Extracted records:
╔══

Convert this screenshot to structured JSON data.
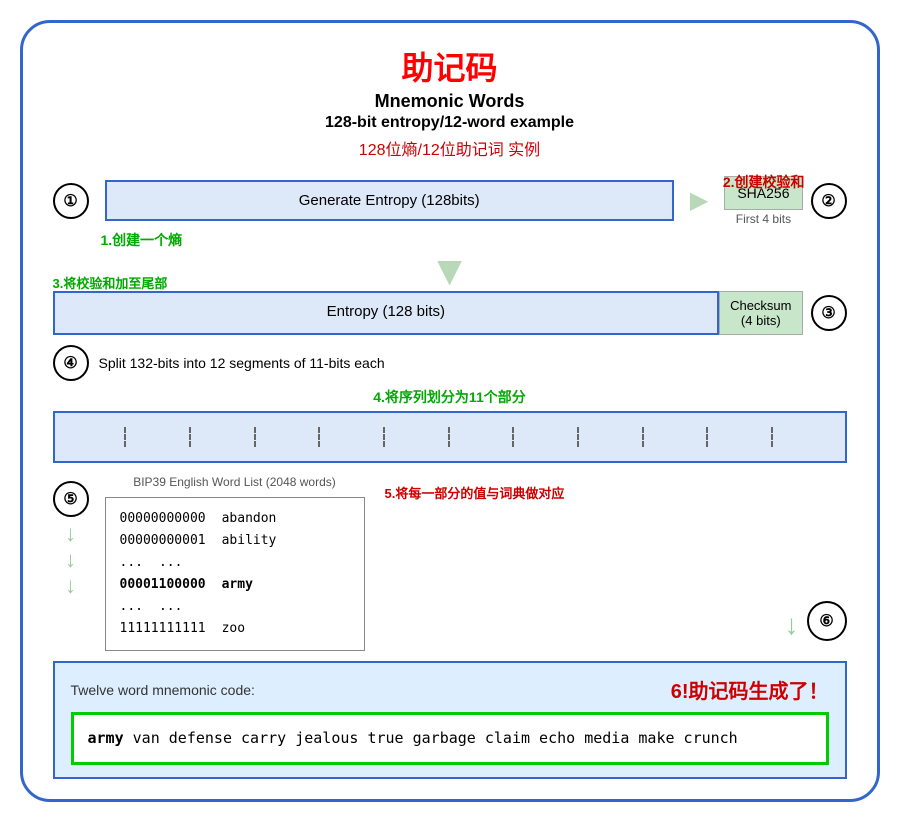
{
  "title_zh": "助记码",
  "title_en": "Mnemonic Words",
  "subtitle_en": "128-bit entropy/12-word example",
  "subtitle_zh": "128位熵/12位助记词 实例",
  "step1": {
    "circle": "①",
    "label": "Generate Entropy (128bits)",
    "annotation": "1.创建一个熵"
  },
  "step2": {
    "circle": "②",
    "annotation": "2.创建校验和",
    "sha_label": "SHA256",
    "first4bits": "First 4 bits"
  },
  "step3": {
    "circle": "③",
    "annotation": "3.将校验和加至尾部",
    "entropy_label": "Entropy (128 bits)",
    "checksum_label": "Checksum",
    "checksum_bits": "(4 bits)"
  },
  "step4": {
    "circle": "④",
    "label": "Split 132-bits into 12 segments of 11-bits each",
    "annotation": "4.将序列划分为11个部分",
    "segments": 12
  },
  "step5": {
    "circle": "⑤",
    "annotation": "5.将每一部分的值与词典做对应",
    "wordlist_title": "BIP39 English Word List (2048 words)",
    "entries": [
      {
        "binary": "00000000000",
        "word": "abandon"
      },
      {
        "binary": "00000000001",
        "word": "ability"
      },
      {
        "binary": "...",
        "word": "..."
      },
      {
        "binary": "00001100000",
        "word": "army",
        "bold": true
      },
      {
        "binary": "...",
        "word": "..."
      },
      {
        "binary": "11111111111",
        "word": "zoo"
      }
    ]
  },
  "step6": {
    "circle": "⑥",
    "annotation": "6!助记码生成了！"
  },
  "mnemonic": {
    "label": "Twelve word mnemonic code:",
    "bold_word": "army",
    "rest_words": " van defense carry jealous true garbage claim echo media make crunch"
  }
}
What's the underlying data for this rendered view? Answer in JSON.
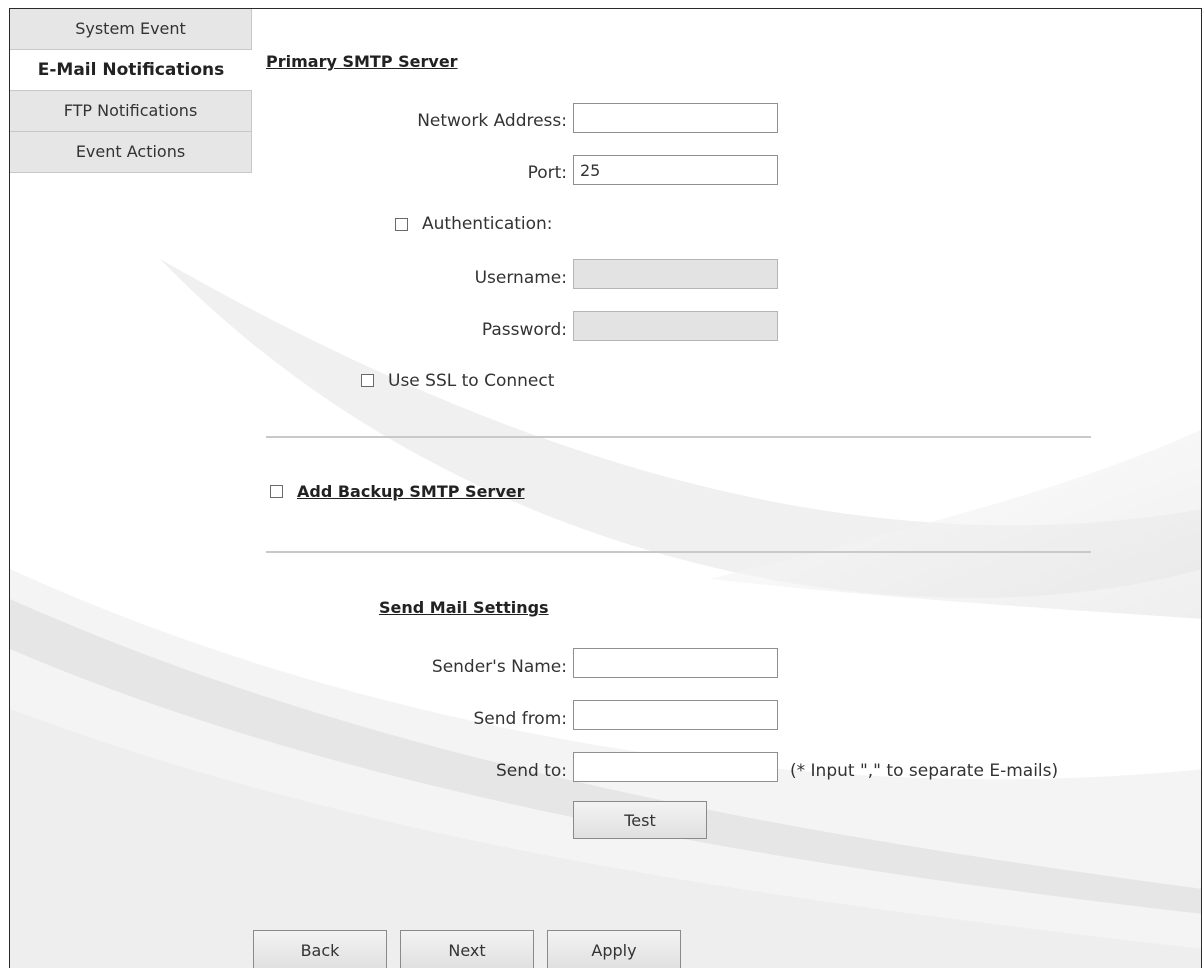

╚══

**What is required**: Scan the data for the word "circle" and copy every line where it shows up.

**Answer below**:
    "circle": "①",
    "circle": "②",
    "circle": "③",
    "circle": "④",
    "circle": "⑤",
    "circle": "⑥",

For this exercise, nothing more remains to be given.